Written task -
Would you repeat the listing exactly but omit every picture?

##########

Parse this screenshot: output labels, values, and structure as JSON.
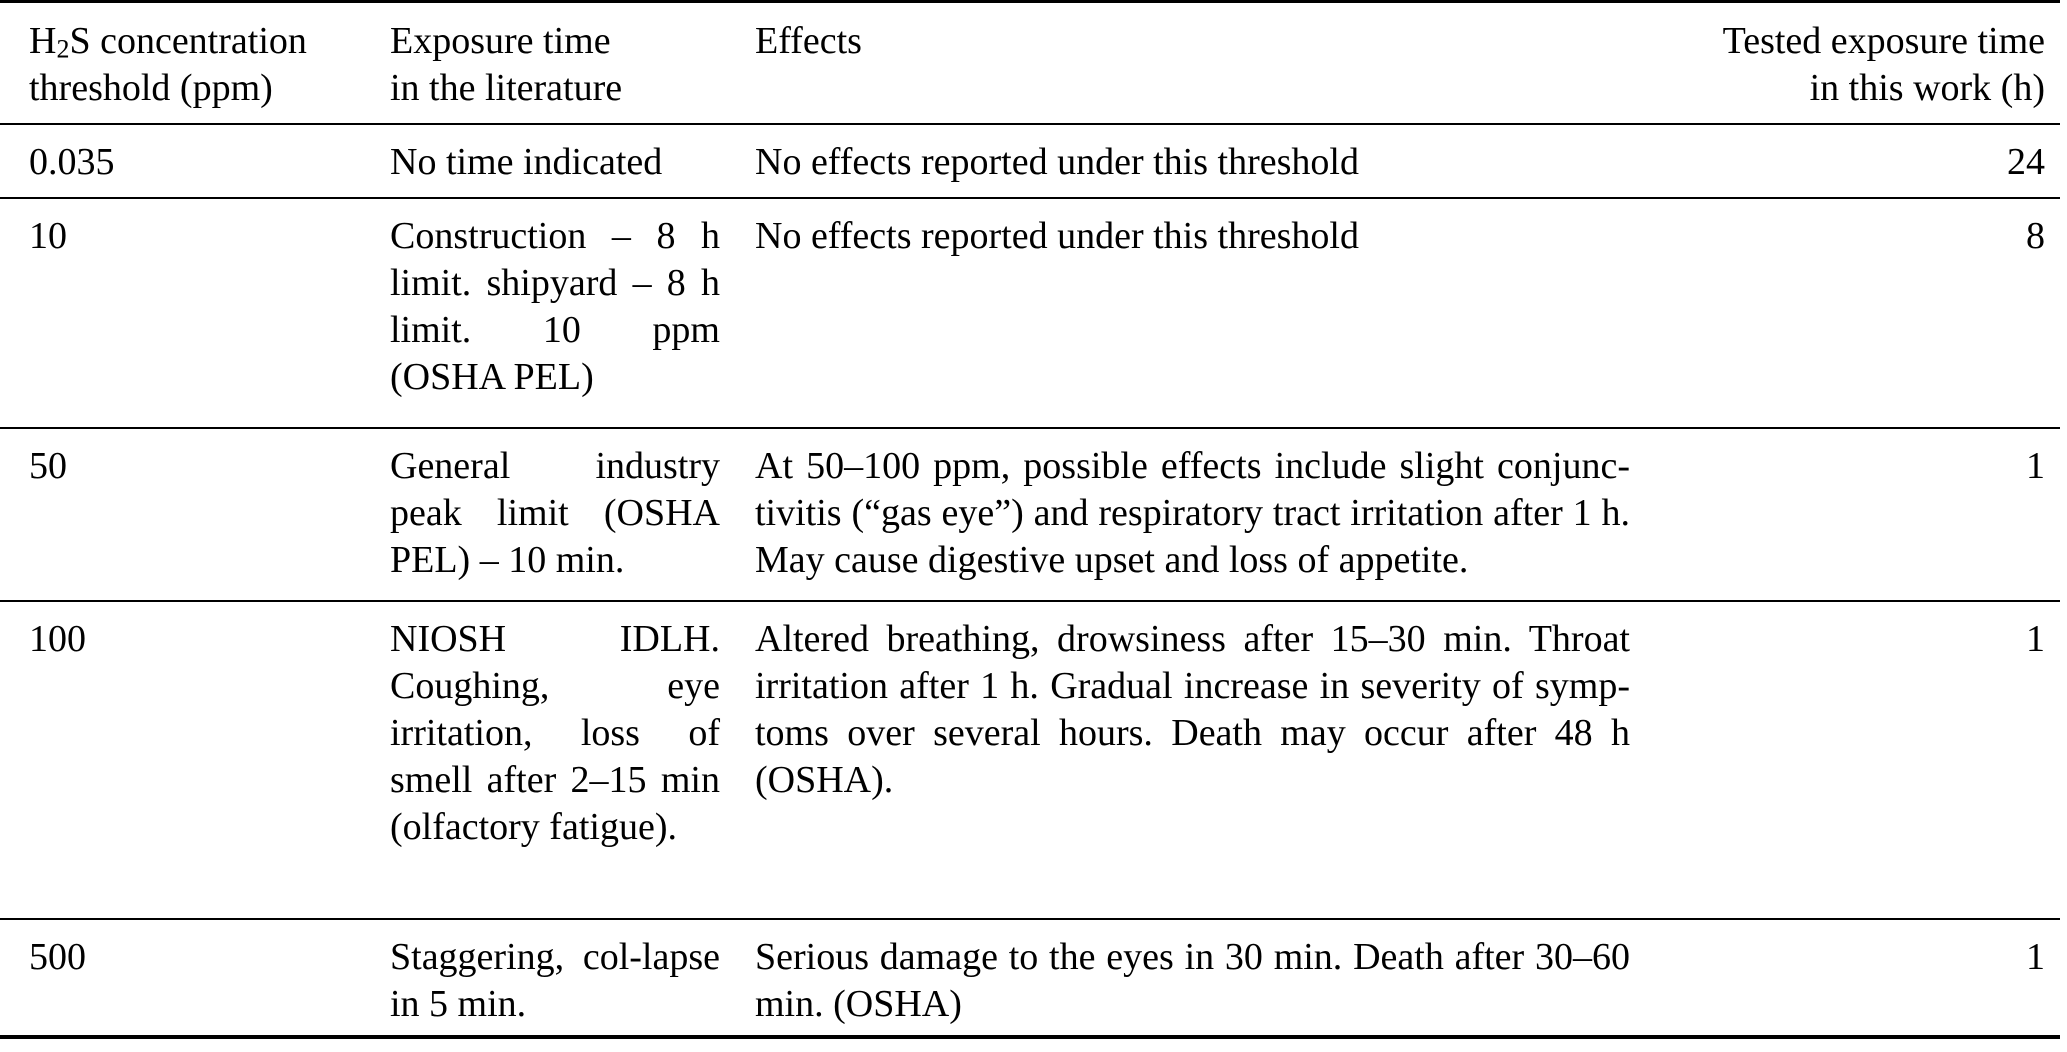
{
  "table": {
    "header": {
      "col1": {
        "line1_prefix": "H",
        "line1_sub": "2",
        "line1_rest": "S concentration",
        "line2": "threshold (ppm)"
      },
      "col2": {
        "line1": "Exposure time",
        "line2": "in the literature"
      },
      "col3": {
        "label": "Effects"
      },
      "col4": {
        "line1": "Tested exposure time",
        "line2": "in this work (h)"
      }
    },
    "rows": [
      {
        "threshold": "0.035",
        "exposure_literature": "No time indicated",
        "effects": "No effects reported under this threshold",
        "tested_time": "24"
      },
      {
        "threshold": "10",
        "exposure_literature": "Construction – 8 h limit. shipyard – 8 h limit. 10 ppm (OSHA PEL)",
        "effects": "No effects reported under this threshold",
        "tested_time": "8"
      },
      {
        "threshold": "50",
        "exposure_literature": "General industry peak limit (OSHA PEL) – 10 min.",
        "effects": "At 50–100 ppm, possible effects include slight conjunc-tivitis (“gas eye”) and respiratory tract irritation after 1 h. May cause digestive upset and loss of appetite.",
        "tested_time": "1"
      },
      {
        "threshold": "100",
        "exposure_literature": "NIOSH IDLH. Coughing, eye irritation, loss of smell after 2–15 min (olfactory fatigue).",
        "effects": "Altered breathing, drowsiness after 15–30 min. Throat irritation after 1 h. Gradual increase in severity of symp-toms over several hours. Death may occur after 48 h (OSHA).",
        "tested_time": "1"
      },
      {
        "threshold": "500",
        "exposure_literature": "Staggering, col-lapse in 5 min.",
        "effects": "Serious damage to the eyes in 30 min. Death after 30–60 min. (OSHA)",
        "tested_time": "1"
      }
    ]
  }
}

##########

Answer to this task -
Parse this screenshot: output labels, values, and structure as JSON.
{
  "table": {
    "header": {
      "col1": {
        "line1_prefix": "H",
        "line1_sub": "2",
        "line1_rest": "S concentration",
        "line2": "threshold (ppm)"
      },
      "col2": {
        "line1": "Exposure time",
        "line2": "in the literature"
      },
      "col3": {
        "label": "Effects"
      },
      "col4": {
        "line1": "Tested exposure time",
        "line2": "in this work (h)"
      }
    },
    "rows": [
      {
        "threshold": "0.035",
        "exposure_literature": "No time indicated",
        "effects": "No effects reported under this threshold",
        "tested_time": "24"
      },
      {
        "threshold": "10",
        "exposure_literature": "Construction – 8 h limit. shipyard – 8 h limit. 10 ppm (OSHA PEL)",
        "effects": "No effects reported under this threshold",
        "tested_time": "8"
      },
      {
        "threshold": "50",
        "exposure_literature": "General industry peak limit (OSHA PEL) – 10 min.",
        "effects": "At 50–100 ppm, possible effects include slight conjunc-tivitis (“gas eye”) and respiratory tract irritation after 1 h. May cause digestive upset and loss of appetite.",
        "tested_time": "1"
      },
      {
        "threshold": "100",
        "exposure_literature": "NIOSH IDLH. Coughing, eye irritation, loss of smell after 2–15 min (olfactory fatigue).",
        "effects": "Altered breathing, drowsiness after 15–30 min. Throat irritation after 1 h. Gradual increase in severity of symp-toms over several hours. Death may occur after 48 h (OSHA).",
        "tested_time": "1"
      },
      {
        "threshold": "500",
        "exposure_literature": "Staggering, col-lapse in 5 min.",
        "effects": "Serious damage to the eyes in 30 min. Death after 30–60 min. (OSHA)",
        "tested_time": "1"
      }
    ]
  }
}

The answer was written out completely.